**Do this:** Reproduce the complete listing without any deviation.

**Dataset records:**
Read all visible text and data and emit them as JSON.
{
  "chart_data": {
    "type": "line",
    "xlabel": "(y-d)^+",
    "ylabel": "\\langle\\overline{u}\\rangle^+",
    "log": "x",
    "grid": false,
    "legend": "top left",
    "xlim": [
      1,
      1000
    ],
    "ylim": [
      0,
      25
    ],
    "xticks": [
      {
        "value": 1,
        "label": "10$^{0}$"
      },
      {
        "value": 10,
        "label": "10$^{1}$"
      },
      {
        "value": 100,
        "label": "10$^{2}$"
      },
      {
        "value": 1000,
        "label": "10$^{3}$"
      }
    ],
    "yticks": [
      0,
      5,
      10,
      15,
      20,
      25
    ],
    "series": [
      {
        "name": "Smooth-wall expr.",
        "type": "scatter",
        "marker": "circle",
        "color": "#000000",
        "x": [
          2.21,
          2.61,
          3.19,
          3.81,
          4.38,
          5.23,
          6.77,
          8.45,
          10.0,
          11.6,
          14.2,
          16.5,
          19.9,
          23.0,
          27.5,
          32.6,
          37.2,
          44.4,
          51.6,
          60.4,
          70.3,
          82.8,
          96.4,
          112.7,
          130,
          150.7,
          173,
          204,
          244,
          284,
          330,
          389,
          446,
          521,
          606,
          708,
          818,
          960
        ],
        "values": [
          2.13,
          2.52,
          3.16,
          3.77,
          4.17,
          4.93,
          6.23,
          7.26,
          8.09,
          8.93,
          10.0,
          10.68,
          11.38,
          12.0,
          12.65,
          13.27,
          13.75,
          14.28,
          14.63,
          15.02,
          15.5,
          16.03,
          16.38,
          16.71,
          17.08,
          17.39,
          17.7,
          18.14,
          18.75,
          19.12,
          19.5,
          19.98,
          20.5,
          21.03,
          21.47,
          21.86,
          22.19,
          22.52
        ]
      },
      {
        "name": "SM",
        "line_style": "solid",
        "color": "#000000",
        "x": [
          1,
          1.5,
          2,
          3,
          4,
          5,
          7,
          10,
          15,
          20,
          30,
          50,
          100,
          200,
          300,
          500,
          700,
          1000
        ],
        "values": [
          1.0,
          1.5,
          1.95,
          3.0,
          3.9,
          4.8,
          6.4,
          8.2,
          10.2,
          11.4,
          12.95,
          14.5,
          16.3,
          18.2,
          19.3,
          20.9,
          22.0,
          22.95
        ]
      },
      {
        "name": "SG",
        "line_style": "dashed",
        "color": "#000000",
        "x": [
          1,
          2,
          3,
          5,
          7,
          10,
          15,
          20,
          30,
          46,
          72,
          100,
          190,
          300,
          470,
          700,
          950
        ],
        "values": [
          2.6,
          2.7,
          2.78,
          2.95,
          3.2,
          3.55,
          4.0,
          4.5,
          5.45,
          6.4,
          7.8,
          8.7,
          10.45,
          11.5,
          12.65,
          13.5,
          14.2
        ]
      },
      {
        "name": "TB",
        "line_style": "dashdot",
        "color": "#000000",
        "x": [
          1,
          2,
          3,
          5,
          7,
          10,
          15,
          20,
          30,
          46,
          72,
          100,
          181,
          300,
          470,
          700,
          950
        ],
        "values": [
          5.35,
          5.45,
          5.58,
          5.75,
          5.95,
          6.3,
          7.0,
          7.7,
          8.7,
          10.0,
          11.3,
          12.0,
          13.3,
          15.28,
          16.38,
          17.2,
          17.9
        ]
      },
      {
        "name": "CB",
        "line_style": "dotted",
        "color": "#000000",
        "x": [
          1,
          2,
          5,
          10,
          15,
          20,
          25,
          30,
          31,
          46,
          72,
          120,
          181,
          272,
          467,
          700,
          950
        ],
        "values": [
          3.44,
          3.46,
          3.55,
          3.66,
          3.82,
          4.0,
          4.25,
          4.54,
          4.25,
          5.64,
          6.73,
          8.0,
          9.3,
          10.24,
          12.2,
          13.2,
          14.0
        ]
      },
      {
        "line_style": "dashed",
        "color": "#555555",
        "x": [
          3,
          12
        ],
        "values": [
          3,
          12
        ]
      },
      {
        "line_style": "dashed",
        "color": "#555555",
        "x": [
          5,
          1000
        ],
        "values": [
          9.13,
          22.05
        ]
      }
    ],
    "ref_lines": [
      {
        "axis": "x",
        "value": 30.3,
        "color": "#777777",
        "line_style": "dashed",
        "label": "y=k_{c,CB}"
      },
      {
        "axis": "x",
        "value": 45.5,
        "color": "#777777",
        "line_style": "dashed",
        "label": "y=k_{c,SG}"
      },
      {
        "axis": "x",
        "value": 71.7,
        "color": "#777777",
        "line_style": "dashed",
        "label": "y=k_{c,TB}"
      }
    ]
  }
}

**Completed exercise:**
Read all visible text and data and emit them as JSON.
{
  "chart_data": {
    "type": "line",
    "xlabel": "(y-d)^+",
    "ylabel": "\\langle\\overline{u}\\rangle^+",
    "log": "x",
    "grid": false,
    "legend": "top left",
    "xlim": [
      1,
      1000
    ],
    "ylim": [
      0,
      25
    ],
    "xticks": [
      {
        "value": 1,
        "label": "10$^{0}$"
      },
      {
        "value": 10,
        "label": "10$^{1}$"
      },
      {
        "value": 100,
        "label": "10$^{2}$"
      },
      {
        "value": 1000,
        "label": "10$^{3}$"
      }
    ],
    "yticks": [
      0,
      5,
      10,
      15,
      20,
      25
    ],
    "series": [
      {
        "name": "Smooth-wall expr.",
        "type": "scatter",
        "marker": "circle",
        "color": "#000000",
        "x": [
          2.21,
          2.61,
          3.19,
          3.81,
          4.38,
          5.23,
          6.77,
          8.45,
          10.0,
          11.6,
          14.2,
          16.5,
          19.9,
          23.0,
          27.5,
          32.6,
          37.2,
          44.4,
          51.6,
          60.4,
          70.3,
          82.8,
          96.4,
          112.7,
          130,
          150.7,
          173,
          204,
          244,
          284,
          330,
          389,
          446,
          521,
          606,
          708,
          818,
          960
        ],
        "values": [
          2.13,
          2.52,
          3.16,
          3.77,
          4.17,
          4.93,
          6.23,
          7.26,
          8.09,
          8.93,
          10.0,
          10.68,
          11.38,
          12.0,
          12.65,
          13.27,
          13.75,
          14.28,
          14.63,
          15.02,
          15.5,
          16.03,
          16.38,
          16.71,
          17.08,
          17.39,
          17.7,
          18.14,
          18.75,
          19.12,
          19.5,
          19.98,
          20.5,
          21.03,
          21.47,
          21.86,
          22.19,
          22.52
        ]
      },
      {
        "name": "SM",
        "line_style": "solid",
        "color": "#000000",
        "x": [
          1,
          1.5,
          2,
          3,
          4,
          5,
          7,
          10,
          15,
          20,
          30,
          50,
          100,
          200,
          300,
          500,
          700,
          1000
        ],
        "values": [
          1.0,
          1.5,
          1.95,
          3.0,
          3.9,
          4.8,
          6.4,
          8.2,
          10.2,
          11.4,
          12.95,
          14.5,
          16.3,
          18.2,
          19.3,
          20.9,
          22.0,
          22.95
        ]
      },
      {
        "name": "SG",
        "line_style": "dashed",
        "color": "#000000",
        "x": [
          1,
          2,
          3,
          5,
          7,
          10,
          15,
          20,
          30,
          46,
          72,
          100,
          190,
          300,
          470,
          700,
          950
        ],
        "values": [
          2.6,
          2.7,
          2.78,
          2.95,
          3.2,
          3.55,
          4.0,
          4.5,
          5.45,
          6.4,
          7.8,
          8.7,
          10.45,
          11.5,
          12.65,
          13.5,
          14.2
        ]
      },
      {
        "name": "TB",
        "line_style": "dashdot",
        "color": "#000000",
        "x": [
          1,
          2,
          3,
          5,
          7,
          10,
          15,
          20,
          30,
          46,
          72,
          100,
          181,
          300,
          470,
          700,
          950
        ],
        "values": [
          5.35,
          5.45,
          5.58,
          5.75,
          5.95,
          6.3,
          7.0,
          7.7,
          8.7,
          10.0,
          11.3,
          12.0,
          13.3,
          15.28,
          16.38,
          17.2,
          17.9
        ]
      },
      {
        "name": "CB",
        "line_style": "dotted",
        "color": "#000000",
        "x": [
          1,
          2,
          5,
          10,
          15,
          20,
          25,
          30,
          31,
          46,
          72,
          120,
          181,
          272,
          467,
          700,
          950
        ],
        "values": [
          3.44,
          3.46,
          3.55,
          3.66,
          3.82,
          4.0,
          4.25,
          4.54,
          4.25,
          5.64,
          6.73,
          8.0,
          9.3,
          10.24,
          12.2,
          13.2,
          14.0
        ]
      },
      {
        "line_style": "dashed",
        "color": "#555555",
        "x": [
          3,
          12
        ],
        "values": [
          3,
          12
        ]
      },
      {
        "line_style": "dashed",
        "color": "#555555",
        "x": [
          5,
          1000
        ],
        "values": [
          9.13,
          22.05
        ]
      }
    ],
    "ref_lines": [
      {
        "axis": "x",
        "value": 30.3,
        "color": "#777777",
        "line_style": "dashed",
        "label": "y=k_{c,CB}"
      },
      {
        "axis": "x",
        "value": 45.5,
        "color": "#777777",
        "line_style": "dashed",
        "label": "y=k_{c,SG}"
      },
      {
        "axis": "x",
        "value": 71.7,
        "color": "#777777",
        "line_style": "dashed",
        "label": "y=k_{c,TB}"
      }
    ]
  }
}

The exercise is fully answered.